◆ The problem: Each word in the data below should be copied exactly; the images should not.

+++ Information supplied +++

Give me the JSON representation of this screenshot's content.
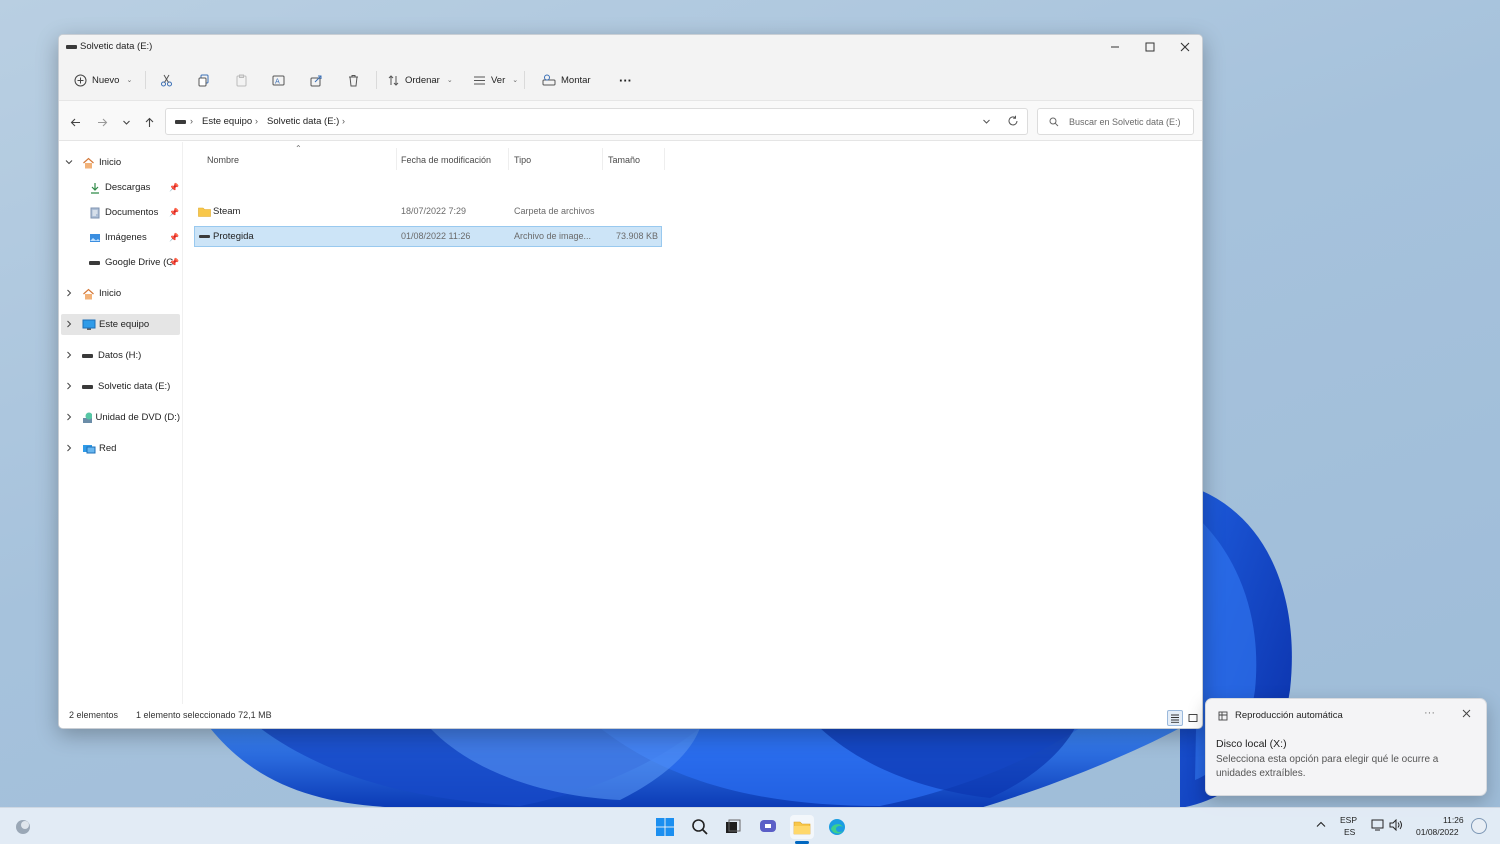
{
  "window": {
    "title": "Solvetic data (E:)"
  },
  "toolbar": {
    "new_label": "Nuevo",
    "sort_label": "Ordenar",
    "view_label": "Ver",
    "mount_label": "Montar",
    "more_label": "···"
  },
  "address": {
    "crumbs": [
      "Este equipo",
      "Solvetic data (E:)"
    ],
    "search_placeholder": "Buscar en Solvetic data (E:)"
  },
  "sidebar": {
    "items": [
      {
        "label": "Inicio",
        "icon": "home-icon"
      },
      {
        "label": "Descargas",
        "icon": "download-icon",
        "pinned": true
      },
      {
        "label": "Documentos",
        "icon": "documents-icon",
        "pinned": true
      },
      {
        "label": "Imágenes",
        "icon": "images-icon",
        "pinned": true
      },
      {
        "label": "Google Drive (G",
        "icon": "drive-icon",
        "pinned": true
      },
      {
        "label": "Inicio",
        "icon": "home-icon"
      },
      {
        "label": "Este equipo",
        "icon": "pc-icon",
        "selected": true
      },
      {
        "label": "Datos (H:)",
        "icon": "drive-icon"
      },
      {
        "label": "Solvetic data (E:)",
        "icon": "drive-icon"
      },
      {
        "label": "Unidad de DVD (D:)",
        "icon": "dvd-icon"
      },
      {
        "label": "Red",
        "icon": "network-icon"
      }
    ]
  },
  "table": {
    "columns": [
      "Nombre",
      "Fecha de modificación",
      "Tipo",
      "Tamaño"
    ],
    "rows": [
      {
        "name": "Steam",
        "date": "18/07/2022 7:29",
        "type": "Carpeta de archivos",
        "size": "",
        "icon": "folder-icon",
        "selected": false
      },
      {
        "name": "Protegida",
        "date": "01/08/2022 11:26",
        "type": "Archivo de image...",
        "size": "73.908 KB",
        "icon": "disk-image-icon",
        "selected": true
      }
    ]
  },
  "status": {
    "count": "2 elementos",
    "selection": "1 elemento seleccionado  72,1 MB"
  },
  "notification": {
    "app": "Reproducción automática",
    "more": "···",
    "heading": "Disco local (X:)",
    "body_line1": "Selecciona esta opción para elegir qué le ocurre a",
    "body_line2": "unidades extraíbles."
  },
  "taskbar": {
    "lang_top": "ESP",
    "lang_bottom": "ES",
    "time": "11:26",
    "date": "01/08/2022"
  },
  "colors": {
    "accent": "#0067c0",
    "selection": "#cce4f7",
    "folder": "#f8c74a"
  }
}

+++

◆ Output for this exercise:
Give me the JSON representation of this screenshot's content.
{
  "window": {
    "title": "Solvetic data (E:)"
  },
  "toolbar": {
    "new_label": "Nuevo",
    "sort_label": "Ordenar",
    "view_label": "Ver",
    "mount_label": "Montar",
    "more_label": "···"
  },
  "address": {
    "crumbs": [
      "Este equipo",
      "Solvetic data (E:)"
    ],
    "search_placeholder": "Buscar en Solvetic data (E:)"
  },
  "sidebar": {
    "items": [
      {
        "label": "Inicio",
        "icon": "home-icon"
      },
      {
        "label": "Descargas",
        "icon": "download-icon",
        "pinned": true
      },
      {
        "label": "Documentos",
        "icon": "documents-icon",
        "pinned": true
      },
      {
        "label": "Imágenes",
        "icon": "images-icon",
        "pinned": true
      },
      {
        "label": "Google Drive (G",
        "icon": "drive-icon",
        "pinned": true
      },
      {
        "label": "Inicio",
        "icon": "home-icon"
      },
      {
        "label": "Este equipo",
        "icon": "pc-icon",
        "selected": true
      },
      {
        "label": "Datos (H:)",
        "icon": "drive-icon"
      },
      {
        "label": "Solvetic data (E:)",
        "icon": "drive-icon"
      },
      {
        "label": "Unidad de DVD (D:)",
        "icon": "dvd-icon"
      },
      {
        "label": "Red",
        "icon": "network-icon"
      }
    ]
  },
  "table": {
    "columns": [
      "Nombre",
      "Fecha de modificación",
      "Tipo",
      "Tamaño"
    ],
    "rows": [
      {
        "name": "Steam",
        "date": "18/07/2022 7:29",
        "type": "Carpeta de archivos",
        "size": "",
        "icon": "folder-icon",
        "selected": false
      },
      {
        "name": "Protegida",
        "date": "01/08/2022 11:26",
        "type": "Archivo de image...",
        "size": "73.908 KB",
        "icon": "disk-image-icon",
        "selected": true
      }
    ]
  },
  "status": {
    "count": "2 elementos",
    "selection": "1 elemento seleccionado  72,1 MB"
  },
  "notification": {
    "app": "Reproducción automática",
    "more": "···",
    "heading": "Disco local (X:)",
    "body_line1": "Selecciona esta opción para elegir qué le ocurre a",
    "body_line2": "unidades extraíbles."
  },
  "taskbar": {
    "lang_top": "ESP",
    "lang_bottom": "ES",
    "time": "11:26",
    "date": "01/08/2022"
  },
  "colors": {
    "accent": "#0067c0",
    "selection": "#cce4f7",
    "folder": "#f8c74a"
  }
}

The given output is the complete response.